(Stored entries)

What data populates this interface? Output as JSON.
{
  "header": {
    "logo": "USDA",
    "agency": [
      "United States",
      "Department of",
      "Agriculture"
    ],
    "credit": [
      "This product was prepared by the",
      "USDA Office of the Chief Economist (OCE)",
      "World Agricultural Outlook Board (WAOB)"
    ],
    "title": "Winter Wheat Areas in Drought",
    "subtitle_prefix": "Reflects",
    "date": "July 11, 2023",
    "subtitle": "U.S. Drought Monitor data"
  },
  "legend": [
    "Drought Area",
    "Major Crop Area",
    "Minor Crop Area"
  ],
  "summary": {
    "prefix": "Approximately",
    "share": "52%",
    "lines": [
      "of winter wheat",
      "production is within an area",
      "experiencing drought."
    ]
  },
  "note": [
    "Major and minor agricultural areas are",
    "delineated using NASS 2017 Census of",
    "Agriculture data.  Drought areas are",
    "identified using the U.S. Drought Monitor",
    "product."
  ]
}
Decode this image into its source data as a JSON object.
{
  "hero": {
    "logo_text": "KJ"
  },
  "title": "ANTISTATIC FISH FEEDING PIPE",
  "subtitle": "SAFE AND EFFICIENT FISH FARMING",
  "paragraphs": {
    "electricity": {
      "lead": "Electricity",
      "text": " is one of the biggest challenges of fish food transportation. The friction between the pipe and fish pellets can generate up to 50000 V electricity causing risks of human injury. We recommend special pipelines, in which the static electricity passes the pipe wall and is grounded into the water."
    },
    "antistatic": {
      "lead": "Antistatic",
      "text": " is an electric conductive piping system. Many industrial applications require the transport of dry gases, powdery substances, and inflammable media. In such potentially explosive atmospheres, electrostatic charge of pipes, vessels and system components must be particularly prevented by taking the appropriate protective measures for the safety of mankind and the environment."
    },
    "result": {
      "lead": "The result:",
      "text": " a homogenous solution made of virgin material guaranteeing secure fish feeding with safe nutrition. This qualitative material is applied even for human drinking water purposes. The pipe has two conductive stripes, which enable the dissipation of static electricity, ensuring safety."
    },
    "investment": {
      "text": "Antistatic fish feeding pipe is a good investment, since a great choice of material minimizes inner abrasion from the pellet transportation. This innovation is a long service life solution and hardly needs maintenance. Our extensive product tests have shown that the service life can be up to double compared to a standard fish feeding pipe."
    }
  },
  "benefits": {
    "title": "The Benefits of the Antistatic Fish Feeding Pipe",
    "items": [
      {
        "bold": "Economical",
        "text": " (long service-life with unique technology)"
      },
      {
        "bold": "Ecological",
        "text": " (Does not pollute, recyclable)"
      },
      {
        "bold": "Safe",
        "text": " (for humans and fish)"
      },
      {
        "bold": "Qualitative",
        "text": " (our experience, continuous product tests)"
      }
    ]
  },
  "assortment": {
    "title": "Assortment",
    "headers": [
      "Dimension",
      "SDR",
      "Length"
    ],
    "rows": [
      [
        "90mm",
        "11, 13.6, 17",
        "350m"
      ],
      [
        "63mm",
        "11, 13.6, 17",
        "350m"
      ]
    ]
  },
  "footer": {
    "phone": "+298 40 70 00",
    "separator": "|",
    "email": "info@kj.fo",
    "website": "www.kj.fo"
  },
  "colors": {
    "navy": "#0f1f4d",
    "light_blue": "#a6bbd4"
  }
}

** Work instructions **
Reproduce each record exactly as it appears.

** Task solution **
What data populates this interface? Output as JSON.
{
  "header": {
    "logo": "USDA",
    "agency": [
      "United States",
      "Department of",
      "Agriculture"
    ],
    "credit": [
      "This product was prepared by the",
      "USDA Office of the Chief Economist (OCE)",
      "World Agricultural Outlook Board (WAOB)"
    ],
    "title": "Winter Wheat Areas in Drought",
    "subtitle_prefix": "Reflects",
    "date": "July 11, 2023",
    "subtitle": "U.S. Drought Monitor data"
  },
  "legend": [
    "Drought Area",
    "Major Crop Area",
    "Minor Crop Area"
  ],
  "summary": {
    "prefix": "Approximately",
    "share": "52%",
    "lines": [
      "of winter wheat",
      "production is within an area",
      "experiencing drought."
    ]
  },
  "note": [
    "Major and minor agricultural areas are",
    "delineated using NASS 2017 Census of",
    "Agriculture data.  Drought areas are",
    "identified using the U.S. Drought Monitor",
    "product."
  ]
}
Decode this image into its source data as a JSON object.
{
  "hero": {
    "logo_text": "KJ"
  },
  "title": "ANTISTATIC FISH FEEDING PIPE",
  "subtitle": "SAFE AND EFFICIENT FISH FARMING",
  "paragraphs": {
    "electricity": {
      "lead": "Electricity",
      "text": " is one of the biggest challenges of fish food transportation. The friction between the pipe and fish pellets can generate up to 50000 V electricity causing risks of human injury. We recommend special pipelines, in which the static electricity passes the pipe wall and is grounded into the water."
    },
    "antistatic": {
      "lead": "Antistatic",
      "text": " is an electric conductive piping system. Many industrial applications require the transport of dry gases, powdery substances, and inflammable media. In such potentially explosive atmospheres, electrostatic charge of pipes, vessels and system components must be particularly prevented by taking the appropriate protective measures for the safety of mankind and the environment."
    },
    "result": {
      "lead": "The result:",
      "text": " a homogenous solution made of virgin material guaranteeing secure fish feeding with safe nutrition. This qualitative material is applied even for human drinking water purposes. The pipe has two conductive stripes, which enable the dissipation of static electricity, ensuring safety."
    },
    "investment": {
      "text": "Antistatic fish feeding pipe is a good investment, since a great choice of material minimizes inner abrasion from the pellet transportation. This innovation is a long service life solution and hardly needs maintenance. Our extensive product tests have shown that the service life can be up to double compared to a standard fish feeding pipe."
    }
  },
  "benefits": {
    "title": "The Benefits of the Antistatic Fish Feeding Pipe",
    "items": [
      {
        "bold": "Economical",
        "text": " (long service-life with unique technology)"
      },
      {
        "bold": "Ecological",
        "text": " (Does not pollute, recyclable)"
      },
      {
        "bold": "Safe",
        "text": " (for humans and fish)"
      },
      {
        "bold": "Qualitative",
        "text": " (our experience, continuous product tests)"
      }
    ]
  },
  "assortment": {
    "title": "Assortment",
    "headers": [
      "Dimension",
      "SDR",
      "Length"
    ],
    "rows": [
      [
        "90mm",
        "11, 13.6, 17",
        "350m"
      ],
      [
        "63mm",
        "11, 13.6, 17",
        "350m"
      ]
    ]
  },
  "footer": {
    "phone": "+298 40 70 00",
    "separator": "|",
    "email": "info@kj.fo",
    "website": "www.kj.fo"
  },
  "colors": {
    "navy": "#0f1f4d",
    "light_blue": "#a6bbd4"
  }
}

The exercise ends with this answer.